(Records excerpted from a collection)
....
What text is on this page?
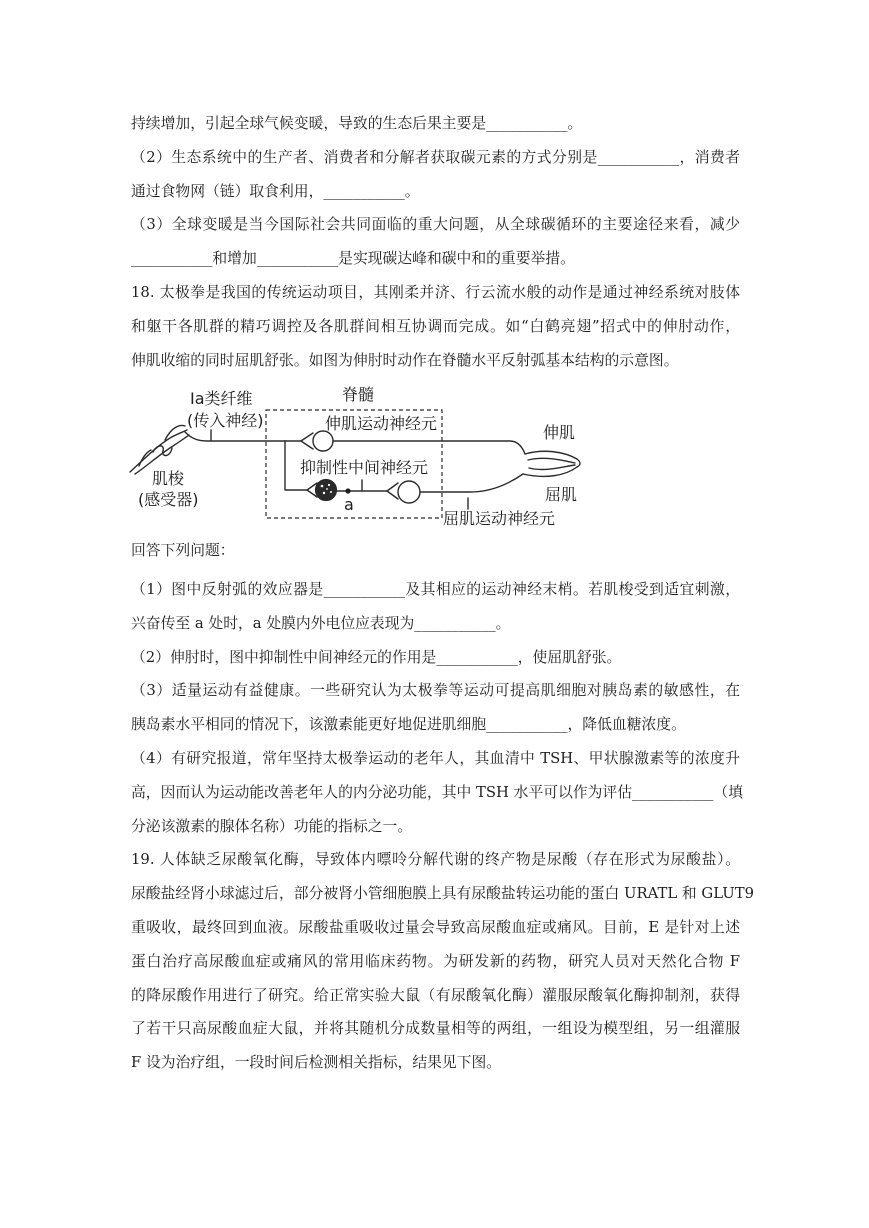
持续增加，引起全球气候变暖，导致的生态后果主要是___________。
（2）生态系统中的生产者、消费者和分解者获取碳元素的方式分别是___________，消费者
通过食物网（链）取食利用，___________。
（3）全球变暖是当今国际社会共同面临的重大问题，从全球碳循环的主要途径来看，减少
___________和增加___________是实现碳达峰和碳中和的重要举措。
18. 太极拳是我国的传统运动项目，其刚柔并济、行云流水般的动作是通过神经系统对肢体
和躯干各肌群的精巧调控及各肌群间相互协调而完成。如“白鹤亮翅”招式中的伸肘动作，
伸肌收缩的同时屈肌舒张。如图为伸肘时动作在脊髓水平反射弧基本结构的示意图。
Ⅰa类纤维
(传入神经)
脊髓
伸肌运动神经元
抑制性中间神经元
a
肌梭
(感受器)
伸肌
屈肌
屈肌运动神经元
回答下列问题：
（1）图中反射弧的效应器是___________及其相应的运动神经末梢。若肌梭受到适宜刺激，
兴奋传至 a 处时，a 处膜内外电位应表现为___________。
（2）伸肘时，图中抑制性中间神经元的作用是___________，使屈肌舒张。
（3）适量运动有益健康。一些研究认为太极拳等运动可提高肌细胞对胰岛素的敏感性，在
胰岛素水平相同的情况下，该激素能更好地促进肌细胞___________，降低血糖浓度。
（4）有研究报道，常年坚持太极拳运动的老年人，其血清中 TSH、甲状腺激素等的浓度升
高，因而认为运动能改善老年人的内分泌功能，其中 TSH 水平可以作为评估___________（填
分泌该激素的腺体名称）功能的指标之一。
19. 人体缺乏尿酸氧化酶，导致体内嘌呤分解代谢的终产物是尿酸（存在形式为尿酸盐）。
尿酸盐经肾小球滤过后，部分被肾小管细胞膜上具有尿酸盐转运功能的蛋白 URATL 和 GLUT9
重吸收，最终回到血液。尿酸盐重吸收过量会导致高尿酸血症或痛风。目前，E 是针对上述
蛋白治疗高尿酸血症或痛风的常用临床药物。为研发新的药物，研究人员对天然化合物 F
的降尿酸作用进行了研究。给正常实验大鼠（有尿酸氧化酶）灌服尿酸氧化酶抑制剂，获得
了若干只高尿酸血症大鼠，并将其随机分成数量相等的两组，一组设为模型组，另一组灌服
F 设为治疗组，一段时间后检测相关指标，结果见下图。
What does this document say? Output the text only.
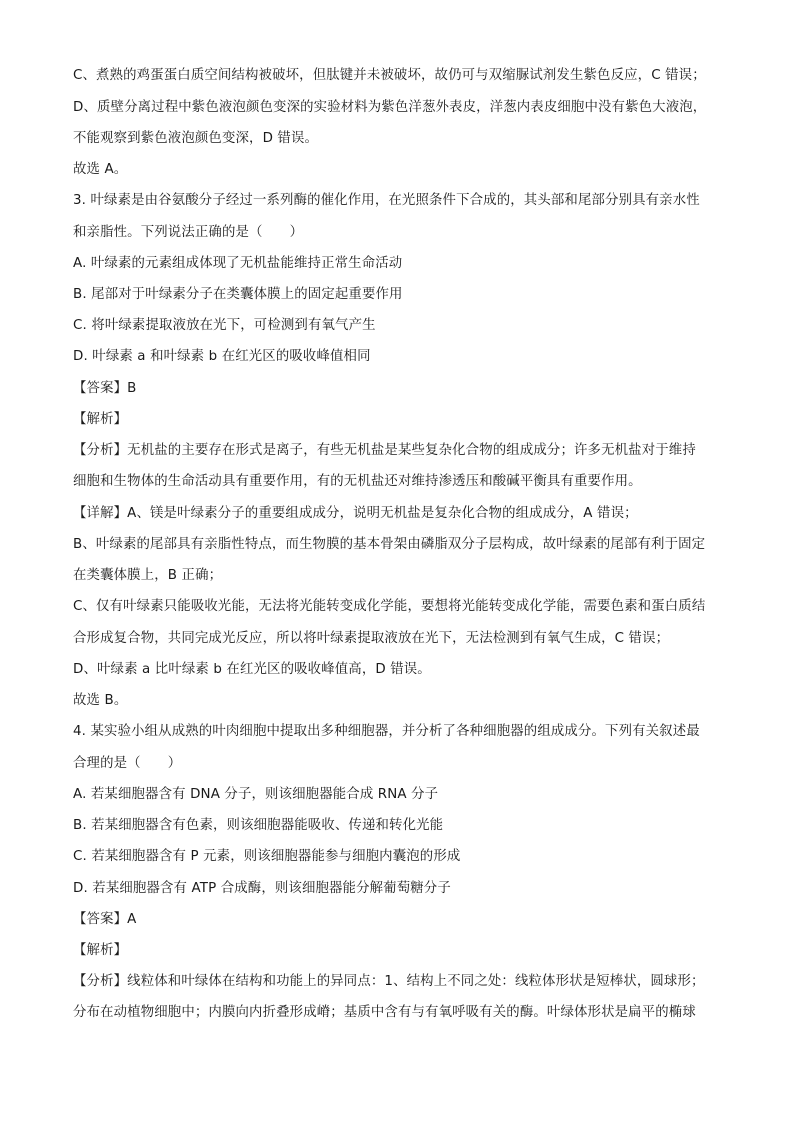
C、煮熟的鸡蛋蛋白质空间结构被破坏，但肽键并未被破坏，故仍可与双缩脲试剂发生紫色反应，C 错误；
D、质壁分离过程中紫色液泡颜色变深的实验材料为紫色洋葱外表皮，洋葱内表皮细胞中没有紫色大液泡，
不能观察到紫色液泡颜色变深，D 错误。
故选 A。
3. 叶绿素是由谷氨酸分子经过一系列酶的催化作用，在光照条件下合成的，其头部和尾部分别具有亲水性
和亲脂性。下列说法正确的是（　　）
A. 叶绿素的元素组成体现了无机盐能维持正常生命活动
B. 尾部对于叶绿素分子在类囊体膜上的固定起重要作用
C. 将叶绿素提取液放在光下，可检测到有氧气产生
D. 叶绿素 a 和叶绿素 b 在红光区的吸收峰值相同
【答案】B
【解析】
【分析】无机盐的主要存在形式是离子，有些无机盐是某些复杂化合物的组成成分；许多无机盐对于维持
细胞和生物体的生命活动具有重要作用，有的无机盐还对维持渗透压和酸碱平衡具有重要作用。
【详解】A、镁是叶绿素分子的重要组成成分，说明无机盐是复杂化合物的组成成分，A 错误；
B、叶绿素的尾部具有亲脂性特点，而生物膜的基本骨架由磷脂双分子层构成，故叶绿素的尾部有利于固定
在类囊体膜上，B 正确；
C、仅有叶绿素只能吸收光能，无法将光能转变成化学能，要想将光能转变成化学能，需要色素和蛋白质结
合形成复合物，共同完成光反应，所以将叶绿素提取液放在光下，无法检测到有氧气生成，C 错误；
D、叶绿素 a 比叶绿素 b 在红光区的吸收峰值高，D 错误。
故选 B。
4. 某实验小组从成熟的叶肉细胞中提取出多种细胞器，并分析了各种细胞器的组成成分。下列有关叙述最
合理的是（　　）
A. 若某细胞器含有 DNA 分子，则该细胞器能合成 RNA 分子
B. 若某细胞器含有色素，则该细胞器能吸收、传递和转化光能
C. 若某细胞器含有 P 元素，则该细胞器能参与细胞内囊泡的形成
D. 若某细胞器含有 ATP 合成酶，则该细胞器能分解葡萄糖分子
【答案】A
【解析】
【分析】线粒体和叶绿体在结构和功能上的异同点：1、结构上不同之处：线粒体形状是短棒状，圆球形；
分布在动植物细胞中；内膜向内折叠形成嵴；基质中含有与有氧呼吸有关的酶。叶绿体形状是扁平的椭球
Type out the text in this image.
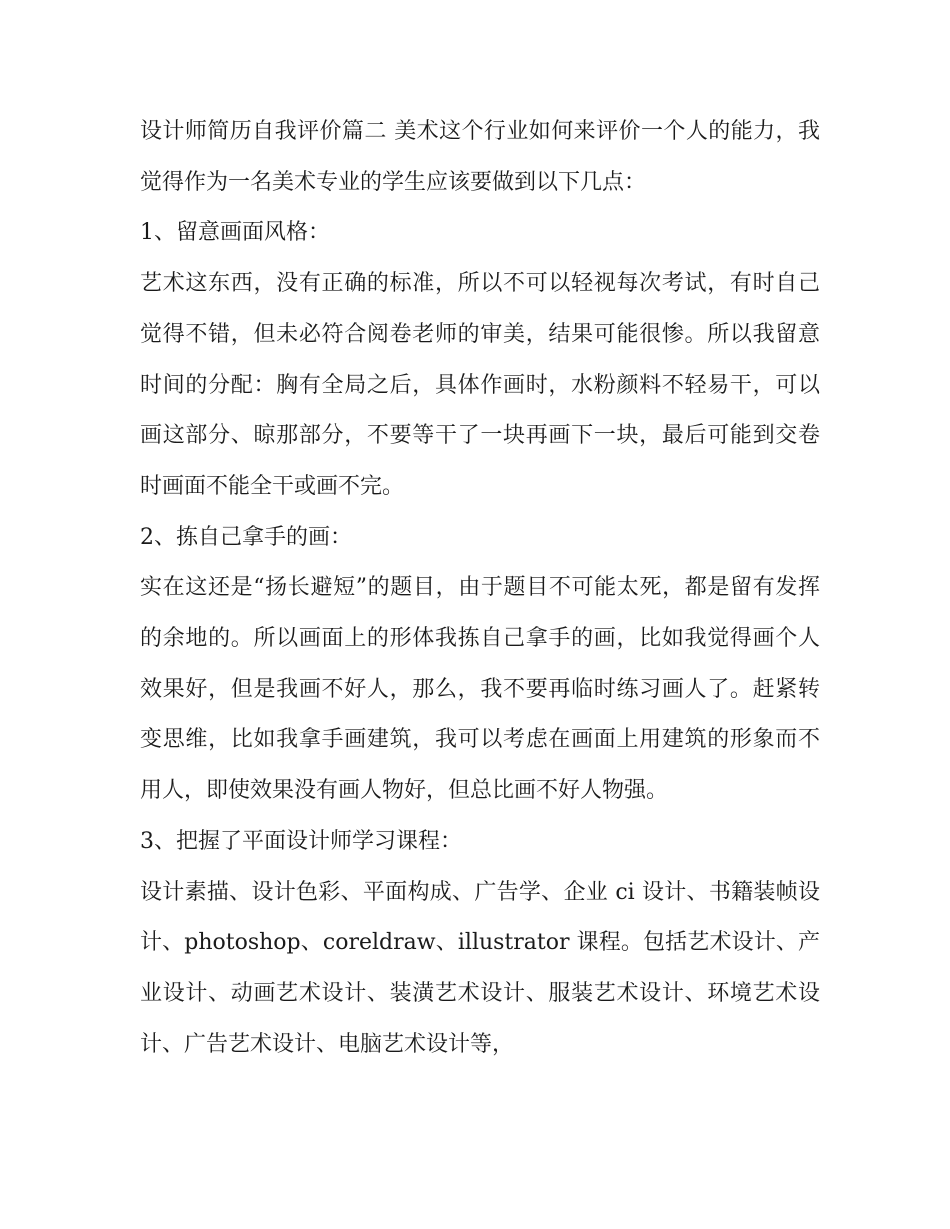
设计师简历自我评价篇二 美术这个行业如何来评价一个人的能力，我觉得作为一名美术专业的学生应该要做到以下几点：

1、留意画面风格：

艺术这东西，没有正确的标准，所以不可以轻视每次考试，有时自己觉得不错，但未必符合阅卷老师的审美，结果可能很惨。所以我留意时间的分配：胸有全局之后，具体作画时，水粉颜料不轻易干，可以画这部分、晾那部分，不要等干了一块再画下一块，最后可能到交卷时画面不能全干或画不完。

2、拣自己拿手的画：

实在这还是“扬长避短”的题目，由于题目不可能太死，都是留有发挥的余地的。所以画面上的形体我拣自己拿手的画，比如我觉得画个人效果好，但是我画不好人，那么，我不要再临时练习画人了。赶紧转变思维，比如我拿手画建筑，我可以考虑在画面上用建筑的形象而不用人，即使效果没有画人物好，但总比画不好人物强。

3、把握了平面设计师学习课程：

设计素描、设计色彩、平面构成、广告学、企业 ci 设计、书籍装帧设计、photoshop、coreldraw、illustrator 课程。包括艺术设计、产业设计、动画艺术设计、装潢艺术设计、服装艺术设计、环境艺术设计、广告艺术设计、电脑艺术设计等，
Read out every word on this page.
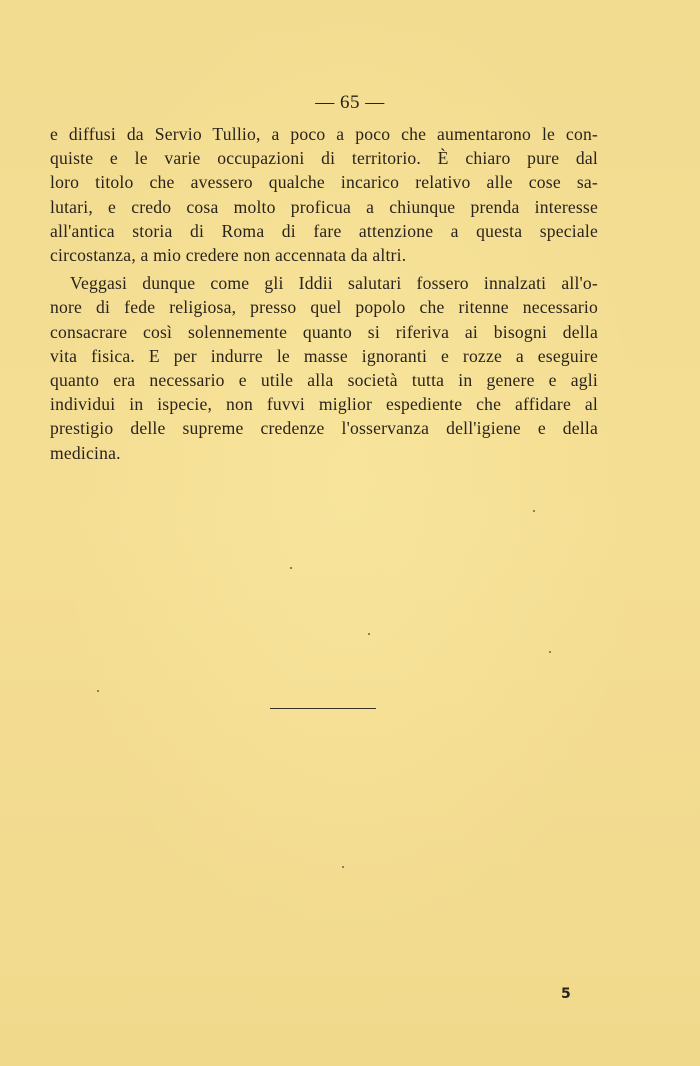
— 65 —

e diffusi da Servio Tullio, a poco a poco che aumentarono le con-
quiste e le varie occupazioni di territorio. È chiaro pure dal
loro titolo che avessero qualche incarico relativo alle cose sa-
lutari, e credo cosa molto proficua a chiunque prenda interesse
all'antica storia di Roma di fare attenzione a questa speciale
circostanza, a mio credere non accennata da altri.

Veggasi dunque come gli Iddii salutari fossero innalzati all'o-
nore di fede religiosa, presso quel popolo che ritenne necessario
consacrare così solennemente quanto si riferiva ai bisogni della
vita fisica. E per indurre le masse ignoranti e rozze a eseguire
quanto era necessario e utile alla società tutta in genere e agli
individui in ispecie, non fuvvi miglior espediente che affidare al
prestigio delle supreme credenze l'osservanza dell'igiene e della
medicina.

5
....
## What you have to do
Copy each line above precisely, dropping the pictures.

## Task solution
What text is on this page?
持续增加，引起全球气候变暖，导致的生态后果主要是___________。
（2）生态系统中的生产者、消费者和分解者获取碳元素的方式分别是___________，消费者
通过食物网（链）取食利用，___________。
（3）全球变暖是当今国际社会共同面临的重大问题，从全球碳循环的主要途径来看，减少
___________和增加___________是实现碳达峰和碳中和的重要举措。
18. 太极拳是我国的传统运动项目，其刚柔并济、行云流水般的动作是通过神经系统对肢体
和躯干各肌群的精巧调控及各肌群间相互协调而完成。如“白鹤亮翅”招式中的伸肘动作，
伸肌收缩的同时屈肌舒张。如图为伸肘时动作在脊髓水平反射弧基本结构的示意图。
Ⅰa类纤维
(传入神经)
脊髓
伸肌运动神经元
抑制性中间神经元
a
肌梭
(感受器)
伸肌
屈肌
屈肌运动神经元
回答下列问题：
（1）图中反射弧的效应器是___________及其相应的运动神经末梢。若肌梭受到适宜刺激，
兴奋传至 a 处时，a 处膜内外电位应表现为___________。
（2）伸肘时，图中抑制性中间神经元的作用是___________，使屈肌舒张。
（3）适量运动有益健康。一些研究认为太极拳等运动可提高肌细胞对胰岛素的敏感性，在
胰岛素水平相同的情况下，该激素能更好地促进肌细胞___________，降低血糖浓度。
（4）有研究报道，常年坚持太极拳运动的老年人，其血清中 TSH、甲状腺激素等的浓度升
高，因而认为运动能改善老年人的内分泌功能，其中 TSH 水平可以作为评估___________（填
分泌该激素的腺体名称）功能的指标之一。
19. 人体缺乏尿酸氧化酶，导致体内嘌呤分解代谢的终产物是尿酸（存在形式为尿酸盐）。
尿酸盐经肾小球滤过后，部分被肾小管细胞膜上具有尿酸盐转运功能的蛋白 URATL 和 GLUT9
重吸收，最终回到血液。尿酸盐重吸收过量会导致高尿酸血症或痛风。目前，E 是针对上述
蛋白治疗高尿酸血症或痛风的常用临床药物。为研发新的药物，研究人员对天然化合物 F
的降尿酸作用进行了研究。给正常实验大鼠（有尿酸氧化酶）灌服尿酸氧化酶抑制剂，获得
了若干只高尿酸血症大鼠，并将其随机分成数量相等的两组，一组设为模型组，另一组灌服
F 设为治疗组，一段时间后检测相关指标，结果见下图。
What does this document say? Output the text only.
C、煮熟的鸡蛋蛋白质空间结构被破坏，但肽键并未被破坏，故仍可与双缩脲试剂发生紫色反应，C 错误；
D、质壁分离过程中紫色液泡颜色变深的实验材料为紫色洋葱外表皮，洋葱内表皮细胞中没有紫色大液泡，
不能观察到紫色液泡颜色变深，D 错误。
故选 A。
3. 叶绿素是由谷氨酸分子经过一系列酶的催化作用，在光照条件下合成的，其头部和尾部分别具有亲水性
和亲脂性。下列说法正确的是（　　）
A. 叶绿素的元素组成体现了无机盐能维持正常生命活动
B. 尾部对于叶绿素分子在类囊体膜上的固定起重要作用
C. 将叶绿素提取液放在光下，可检测到有氧气产生
D. 叶绿素 a 和叶绿素 b 在红光区的吸收峰值相同
【答案】B
【解析】
【分析】无机盐的主要存在形式是离子，有些无机盐是某些复杂化合物的组成成分；许多无机盐对于维持
细胞和生物体的生命活动具有重要作用，有的无机盐还对维持渗透压和酸碱平衡具有重要作用。
【详解】A、镁是叶绿素分子的重要组成成分，说明无机盐是复杂化合物的组成成分，A 错误；
B、叶绿素的尾部具有亲脂性特点，而生物膜的基本骨架由磷脂双分子层构成，故叶绿素的尾部有利于固定
在类囊体膜上，B 正确；
C、仅有叶绿素只能吸收光能，无法将光能转变成化学能，要想将光能转变成化学能，需要色素和蛋白质结
合形成复合物，共同完成光反应，所以将叶绿素提取液放在光下，无法检测到有氧气生成，C 错误；
D、叶绿素 a 比叶绿素 b 在红光区的吸收峰值高，D 错误。
故选 B。
4. 某实验小组从成熟的叶肉细胞中提取出多种细胞器，并分析了各种细胞器的组成成分。下列有关叙述最
合理的是（　　）
A. 若某细胞器含有 DNA 分子，则该细胞器能合成 RNA 分子
B. 若某细胞器含有色素，则该细胞器能吸收、传递和转化光能
C. 若某细胞器含有 P 元素，则该细胞器能参与细胞内囊泡的形成
D. 若某细胞器含有 ATP 合成酶，则该细胞器能分解葡萄糖分子
【答案】A
【解析】
【分析】线粒体和叶绿体在结构和功能上的异同点：1、结构上不同之处：线粒体形状是短棒状，圆球形；
分布在动植物细胞中；内膜向内折叠形成嵴；基质中含有与有氧呼吸有关的酶。叶绿体形状是扁平的椭球
Type out the text in this image.
设计师简历自我评价篇二 美术这个行业如何来评价一个人的能力，我觉得作为一名美术专业的学生应该要做到以下几点：

1、留意画面风格：

艺术这东西，没有正确的标准，所以不可以轻视每次考试，有时自己觉得不错，但未必符合阅卷老师的审美，结果可能很惨。所以我留意时间的分配：胸有全局之后，具体作画时，水粉颜料不轻易干，可以画这部分、晾那部分，不要等干了一块再画下一块，最后可能到交卷时画面不能全干或画不完。

2、拣自己拿手的画：

实在这还是“扬长避短”的题目，由于题目不可能太死，都是留有发挥的余地的。所以画面上的形体我拣自己拿手的画，比如我觉得画个人效果好，但是我画不好人，那么，我不要再临时练习画人了。赶紧转变思维，比如我拿手画建筑，我可以考虑在画面上用建筑的形象而不用人，即使效果没有画人物好，但总比画不好人物强。

3、把握了平面设计师学习课程：

设计素描、设计色彩、平面构成、广告学、企业 ci 设计、书籍装帧设计、photoshop、coreldraw、illustrator 课程。包括艺术设计、产业设计、动画艺术设计、装潢艺术设计、服装艺术设计、环境艺术设计、广告艺术设计、电脑艺术设计等，
Read out every word on this page.
— 65 —

e diffusi da Servio Tullio, a poco a poco che aumentarono le con-
quiste e le varie occupazioni di territorio. È chiaro pure dal
loro titolo che avessero qualche incarico relativo alle cose sa-
lutari, e credo cosa molto proficua a chiunque prenda interesse
all'antica storia di Roma di fare attenzione a questa speciale
circostanza, a mio credere non accennata da altri.

Veggasi dunque come gli Iddii salutari fossero innalzati all'o-
nore di fede religiosa, presso quel popolo che ritenne necessario
consacrare così solennemente quanto si riferiva ai bisogni della
vita fisica. E per indurre le masse ignoranti e rozze a eseguire
quanto era necessario e utile alla società tutta in genere e agli
individui in ispecie, non fuvvi miglior espediente che affidare al
prestigio delle supreme credenze l'osservanza dell'igiene e della
medicina.

5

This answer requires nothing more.